Start of Material for this task

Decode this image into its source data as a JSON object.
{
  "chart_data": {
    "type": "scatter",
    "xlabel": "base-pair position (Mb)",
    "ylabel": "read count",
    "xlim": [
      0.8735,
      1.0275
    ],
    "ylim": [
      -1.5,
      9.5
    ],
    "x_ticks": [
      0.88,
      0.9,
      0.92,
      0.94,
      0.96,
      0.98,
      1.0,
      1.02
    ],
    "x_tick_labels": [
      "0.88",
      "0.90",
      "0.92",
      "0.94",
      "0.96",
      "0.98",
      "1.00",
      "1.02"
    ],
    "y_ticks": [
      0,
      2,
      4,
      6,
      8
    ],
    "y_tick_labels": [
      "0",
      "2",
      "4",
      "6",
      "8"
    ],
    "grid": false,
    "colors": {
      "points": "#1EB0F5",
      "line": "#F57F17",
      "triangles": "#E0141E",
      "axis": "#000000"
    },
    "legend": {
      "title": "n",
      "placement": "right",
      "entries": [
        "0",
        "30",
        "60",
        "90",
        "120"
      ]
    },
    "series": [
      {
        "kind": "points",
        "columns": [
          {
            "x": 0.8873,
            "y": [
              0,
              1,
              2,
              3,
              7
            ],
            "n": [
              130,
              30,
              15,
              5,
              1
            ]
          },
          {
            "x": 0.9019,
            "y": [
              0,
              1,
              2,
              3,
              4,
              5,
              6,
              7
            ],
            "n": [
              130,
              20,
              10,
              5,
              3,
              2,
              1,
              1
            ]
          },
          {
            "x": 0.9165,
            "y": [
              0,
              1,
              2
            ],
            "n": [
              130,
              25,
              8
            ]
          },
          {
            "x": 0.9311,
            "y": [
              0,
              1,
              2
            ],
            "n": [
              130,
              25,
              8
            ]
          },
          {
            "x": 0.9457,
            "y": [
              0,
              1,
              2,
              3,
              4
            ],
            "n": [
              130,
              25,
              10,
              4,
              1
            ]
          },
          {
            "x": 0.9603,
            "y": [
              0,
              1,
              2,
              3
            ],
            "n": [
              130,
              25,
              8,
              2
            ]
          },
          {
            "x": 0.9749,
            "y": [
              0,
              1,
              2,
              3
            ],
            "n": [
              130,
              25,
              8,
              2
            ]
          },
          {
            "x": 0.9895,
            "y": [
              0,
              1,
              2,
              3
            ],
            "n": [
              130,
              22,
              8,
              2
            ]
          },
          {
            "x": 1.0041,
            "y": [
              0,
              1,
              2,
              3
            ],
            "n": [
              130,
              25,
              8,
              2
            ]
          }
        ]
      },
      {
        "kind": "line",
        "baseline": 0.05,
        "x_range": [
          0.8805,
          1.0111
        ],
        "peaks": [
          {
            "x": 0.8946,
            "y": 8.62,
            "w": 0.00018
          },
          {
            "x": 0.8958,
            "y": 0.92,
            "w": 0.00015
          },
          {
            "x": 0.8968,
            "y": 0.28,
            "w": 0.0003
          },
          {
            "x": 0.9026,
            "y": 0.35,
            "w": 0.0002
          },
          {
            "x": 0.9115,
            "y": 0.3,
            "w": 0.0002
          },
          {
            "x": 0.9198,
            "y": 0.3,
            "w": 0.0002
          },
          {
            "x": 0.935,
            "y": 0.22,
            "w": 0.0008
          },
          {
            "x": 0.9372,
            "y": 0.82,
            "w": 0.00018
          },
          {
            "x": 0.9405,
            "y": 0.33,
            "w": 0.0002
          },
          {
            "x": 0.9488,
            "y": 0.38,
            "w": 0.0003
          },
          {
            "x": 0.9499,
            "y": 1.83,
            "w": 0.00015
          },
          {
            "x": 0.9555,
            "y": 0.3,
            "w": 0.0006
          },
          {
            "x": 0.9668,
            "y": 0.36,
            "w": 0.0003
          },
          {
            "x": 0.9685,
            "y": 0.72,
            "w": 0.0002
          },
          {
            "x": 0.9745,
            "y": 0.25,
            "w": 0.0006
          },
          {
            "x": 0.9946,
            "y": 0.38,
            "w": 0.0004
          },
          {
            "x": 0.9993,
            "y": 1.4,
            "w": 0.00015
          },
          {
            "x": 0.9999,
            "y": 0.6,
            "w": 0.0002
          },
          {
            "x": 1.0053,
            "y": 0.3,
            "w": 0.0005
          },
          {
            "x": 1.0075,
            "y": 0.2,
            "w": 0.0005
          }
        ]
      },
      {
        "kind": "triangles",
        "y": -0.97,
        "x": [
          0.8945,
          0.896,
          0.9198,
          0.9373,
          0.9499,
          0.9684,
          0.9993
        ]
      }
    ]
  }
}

End of Material for this task

* _Exercise description_
Transcribe the records above exactly as they appear.

* _Response to the exercise_
Decode this image into its source data as a JSON object.
{
  "chart_data": {
    "type": "scatter",
    "xlabel": "base-pair position (Mb)",
    "ylabel": "read count",
    "xlim": [
      0.8735,
      1.0275
    ],
    "ylim": [
      -1.5,
      9.5
    ],
    "x_ticks": [
      0.88,
      0.9,
      0.92,
      0.94,
      0.96,
      0.98,
      1.0,
      1.02
    ],
    "x_tick_labels": [
      "0.88",
      "0.90",
      "0.92",
      "0.94",
      "0.96",
      "0.98",
      "1.00",
      "1.02"
    ],
    "y_ticks": [
      0,
      2,
      4,
      6,
      8
    ],
    "y_tick_labels": [
      "0",
      "2",
      "4",
      "6",
      "8"
    ],
    "grid": false,
    "colors": {
      "points": "#1EB0F5",
      "line": "#F57F17",
      "triangles": "#E0141E",
      "axis": "#000000"
    },
    "legend": {
      "title": "n",
      "placement": "right",
      "entries": [
        "0",
        "30",
        "60",
        "90",
        "120"
      ]
    },
    "series": [
      {
        "kind": "points",
        "columns": [
          {
            "x": 0.8873,
            "y": [
              0,
              1,
              2,
              3,
              7
            ],
            "n": [
              130,
              30,
              15,
              5,
              1
            ]
          },
          {
            "x": 0.9019,
            "y": [
              0,
              1,
              2,
              3,
              4,
              5,
              6,
              7
            ],
            "n": [
              130,
              20,
              10,
              5,
              3,
              2,
              1,
              1
            ]
          },
          {
            "x": 0.9165,
            "y": [
              0,
              1,
              2
            ],
            "n": [
              130,
              25,
              8
            ]
          },
          {
            "x": 0.9311,
            "y": [
              0,
              1,
              2
            ],
            "n": [
              130,
              25,
              8
            ]
          },
          {
            "x": 0.9457,
            "y": [
              0,
              1,
              2,
              3,
              4
            ],
            "n": [
              130,
              25,
              10,
              4,
              1
            ]
          },
          {
            "x": 0.9603,
            "y": [
              0,
              1,
              2,
              3
            ],
            "n": [
              130,
              25,
              8,
              2
            ]
          },
          {
            "x": 0.9749,
            "y": [
              0,
              1,
              2,
              3
            ],
            "n": [
              130,
              25,
              8,
              2
            ]
          },
          {
            "x": 0.9895,
            "y": [
              0,
              1,
              2,
              3
            ],
            "n": [
              130,
              22,
              8,
              2
            ]
          },
          {
            "x": 1.0041,
            "y": [
              0,
              1,
              2,
              3
            ],
            "n": [
              130,
              25,
              8,
              2
            ]
          }
        ]
      },
      {
        "kind": "line",
        "baseline": 0.05,
        "x_range": [
          0.8805,
          1.0111
        ],
        "peaks": [
          {
            "x": 0.8946,
            "y": 8.62,
            "w": 0.00018
          },
          {
            "x": 0.8958,
            "y": 0.92,
            "w": 0.00015
          },
          {
            "x": 0.8968,
            "y": 0.28,
            "w": 0.0003
          },
          {
            "x": 0.9026,
            "y": 0.35,
            "w": 0.0002
          },
          {
            "x": 0.9115,
            "y": 0.3,
            "w": 0.0002
          },
          {
            "x": 0.9198,
            "y": 0.3,
            "w": 0.0002
          },
          {
            "x": 0.935,
            "y": 0.22,
            "w": 0.0008
          },
          {
            "x": 0.9372,
            "y": 0.82,
            "w": 0.00018
          },
          {
            "x": 0.9405,
            "y": 0.33,
            "w": 0.0002
          },
          {
            "x": 0.9488,
            "y": 0.38,
            "w": 0.0003
          },
          {
            "x": 0.9499,
            "y": 1.83,
            "w": 0.00015
          },
          {
            "x": 0.9555,
            "y": 0.3,
            "w": 0.0006
          },
          {
            "x": 0.9668,
            "y": 0.36,
            "w": 0.0003
          },
          {
            "x": 0.9685,
            "y": 0.72,
            "w": 0.0002
          },
          {
            "x": 0.9745,
            "y": 0.25,
            "w": 0.0006
          },
          {
            "x": 0.9946,
            "y": 0.38,
            "w": 0.0004
          },
          {
            "x": 0.9993,
            "y": 1.4,
            "w": 0.00015
          },
          {
            "x": 0.9999,
            "y": 0.6,
            "w": 0.0002
          },
          {
            "x": 1.0053,
            "y": 0.3,
            "w": 0.0005
          },
          {
            "x": 1.0075,
            "y": 0.2,
            "w": 0.0005
          }
        ]
      },
      {
        "kind": "triangles",
        "y": -0.97,
        "x": [
          0.8945,
          0.896,
          0.9198,
          0.9373,
          0.9499,
          0.9684,
          0.9993
        ]
      }
    ]
  }
}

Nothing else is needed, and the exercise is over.